The above plot shows that in terms of the distribution of the word counts, it is positively skewed.

Below, we show the top 40 words by frequency among all the articles after processing the text.

In [None]:
stopwords = set(STOPWORDS)
wc = WordCloud(background_color='white', stopwords=stopwords, max_words=40, 
               max_font_size=40, random_state=42).generate(str(df_text['complaints_POS_removed']))
print(wc)

In [None]:
mpl.rcParams['figure.figsize'] = (12.0,12.0)  
mpl.rcParams['font.size'] = 12            
mpl.rcParams['savefig.dpi'] = 100             
mpl.rcParams['figure.subplot.bottom'] =.1 
fig = plt.figure()
plt.imshow(wc);
plt.axis('off')
plt.show();

In [None]:
#Removing `-PRON-` from the text corpus
df_text['complaints_fin_ver'] = df_text['complaints_POS_removed'].str.replace('-PRON-', '')
display(df_text.sample(n=5))

Given below are the top unigrams, bigrams and trigrams by frequency among all the complaints after processing the text: 

- **credit**
- **debt** 
- **bank** 
- **loan** 
- **mortgage** 

The above are some of the top words which makes sense given the focus of the complaints.

-=-=-=-=-

**GIVEN REQUEST 1:** Lay out everything in the rows below, from the first one down to the one containing "Point: [157, 192, 180, 206]", as a Markdown table with the columns Number and Line, leaving out any blank lines.
**GIVEN REQUEST 2:** Pick up the passage on processing complaint text after its last sentence and keep writing.

-=-=-=-=-

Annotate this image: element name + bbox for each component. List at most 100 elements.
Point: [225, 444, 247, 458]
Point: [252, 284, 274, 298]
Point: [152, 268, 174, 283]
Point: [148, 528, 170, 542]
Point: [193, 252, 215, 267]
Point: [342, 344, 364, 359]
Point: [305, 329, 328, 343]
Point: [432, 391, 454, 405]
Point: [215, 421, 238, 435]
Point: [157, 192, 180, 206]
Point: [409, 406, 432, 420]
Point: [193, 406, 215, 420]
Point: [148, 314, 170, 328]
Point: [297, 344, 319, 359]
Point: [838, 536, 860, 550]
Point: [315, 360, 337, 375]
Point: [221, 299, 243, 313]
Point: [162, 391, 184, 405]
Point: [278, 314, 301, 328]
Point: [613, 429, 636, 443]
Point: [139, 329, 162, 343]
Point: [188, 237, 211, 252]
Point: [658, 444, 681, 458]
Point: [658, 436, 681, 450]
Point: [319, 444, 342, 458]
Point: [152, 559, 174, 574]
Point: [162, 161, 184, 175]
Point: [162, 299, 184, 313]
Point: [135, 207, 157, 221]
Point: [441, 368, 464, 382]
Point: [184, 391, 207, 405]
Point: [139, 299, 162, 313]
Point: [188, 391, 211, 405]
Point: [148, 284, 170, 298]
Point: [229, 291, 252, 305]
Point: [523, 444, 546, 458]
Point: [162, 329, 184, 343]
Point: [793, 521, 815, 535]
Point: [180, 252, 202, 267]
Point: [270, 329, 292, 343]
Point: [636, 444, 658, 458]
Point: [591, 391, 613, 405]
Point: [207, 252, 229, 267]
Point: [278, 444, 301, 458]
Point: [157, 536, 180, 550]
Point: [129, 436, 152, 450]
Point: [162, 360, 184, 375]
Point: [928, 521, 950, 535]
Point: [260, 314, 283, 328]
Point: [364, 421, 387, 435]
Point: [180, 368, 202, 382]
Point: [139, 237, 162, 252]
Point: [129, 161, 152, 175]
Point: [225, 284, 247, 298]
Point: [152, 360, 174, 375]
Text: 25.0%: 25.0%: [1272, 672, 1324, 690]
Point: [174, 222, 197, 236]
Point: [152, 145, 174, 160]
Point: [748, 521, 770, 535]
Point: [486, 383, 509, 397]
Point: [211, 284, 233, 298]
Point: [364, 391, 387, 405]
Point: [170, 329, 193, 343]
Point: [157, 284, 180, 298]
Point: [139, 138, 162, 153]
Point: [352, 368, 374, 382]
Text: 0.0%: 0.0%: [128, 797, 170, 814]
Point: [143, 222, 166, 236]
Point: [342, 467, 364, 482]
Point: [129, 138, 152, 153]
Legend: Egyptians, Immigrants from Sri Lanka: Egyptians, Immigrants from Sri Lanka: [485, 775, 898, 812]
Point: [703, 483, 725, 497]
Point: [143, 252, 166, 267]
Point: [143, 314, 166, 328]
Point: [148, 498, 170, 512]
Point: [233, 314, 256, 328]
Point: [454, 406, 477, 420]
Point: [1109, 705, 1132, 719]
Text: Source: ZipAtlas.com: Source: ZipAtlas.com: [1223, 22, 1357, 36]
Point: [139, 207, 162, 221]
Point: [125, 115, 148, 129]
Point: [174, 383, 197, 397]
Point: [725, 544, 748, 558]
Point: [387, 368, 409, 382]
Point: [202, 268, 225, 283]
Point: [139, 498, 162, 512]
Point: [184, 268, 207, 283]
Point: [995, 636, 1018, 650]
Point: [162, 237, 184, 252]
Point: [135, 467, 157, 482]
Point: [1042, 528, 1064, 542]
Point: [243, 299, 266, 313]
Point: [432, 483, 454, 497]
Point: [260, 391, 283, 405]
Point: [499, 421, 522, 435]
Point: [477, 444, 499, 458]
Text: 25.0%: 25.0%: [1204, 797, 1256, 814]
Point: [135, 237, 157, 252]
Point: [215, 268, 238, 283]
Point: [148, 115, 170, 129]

-=-=-=-=-

**EXERCISE ANSWER 1:**
| Number | Line |
|---|---|
| 1 | Annotate this image: element name + bbox for each component. List at most 100 elements. |
| 2 | Point: [225, 444, 247, 458] |
| 3 | Point: [252, 284, 274, 298] |
| 4 | Point: [152, 268, 174, 283] |
| 5 | Point: [148, 528, 170, 542] |
| 6 | Point: [193, 252, 215, 267] |
| 7 | Point: [342, 344, 364, 359] |
| 8 | Point: [305, 329, 328, 343] |
| 9 | Point: [432, 391, 454, 405] |
| 10 | Point: [215, 421, 238, 435] |
| 11 | Point: [157, 192, 180, 206] |

**EXERCISE ANSWER 2:**
In [None]:
def get_top_n_ngram(corpus:str=None, ng_range:tuple=(), 
                     n:int=0) -> list:
    """
    Get top `n` ngrams from a given corpus.
    Args:
        corpus:str      | Default value None
        ng_range:tuple  | Default value ()
        n:int           | Default value 0
    Returns:
        words_freq:list 
    """
    if ng_range:
        vec = CountVectorizer(ngram_range=ng_range, stop_words='english').fit(corpus)
    else:
        vec = CountVectorizer(stop_words='english').fit(corpus)
    bag_of_words = vec.transform(corpus)
    sum_words = bag_of_words.sum(axis=0) 
    words_freq = [(word, sum_words[0, idx]) for word, idx in vec.vocabulary_.items()]
    words_freq =sorted(words_freq, key = lambda x: x[1], reverse=True)
    return words_freq[:n]

In [None]:
# Extract and plot top 30 unigrams

common_words = get_top_n_ngram(corpus=df_text['complaints_fin_ver'].values.astype('U'), n=30)
df2 = pd.DataFrame(common_words, columns = ['unigram' , 'count'])
display(df2.head(10))

fig = go.Figure([go.Bar(x=df2['unigram'], y=df2['count'])])
fig.update_layout(title=go.layout.Title(
    text="Top 30 unigrams in complaint text after removing stop words and lemmatization"))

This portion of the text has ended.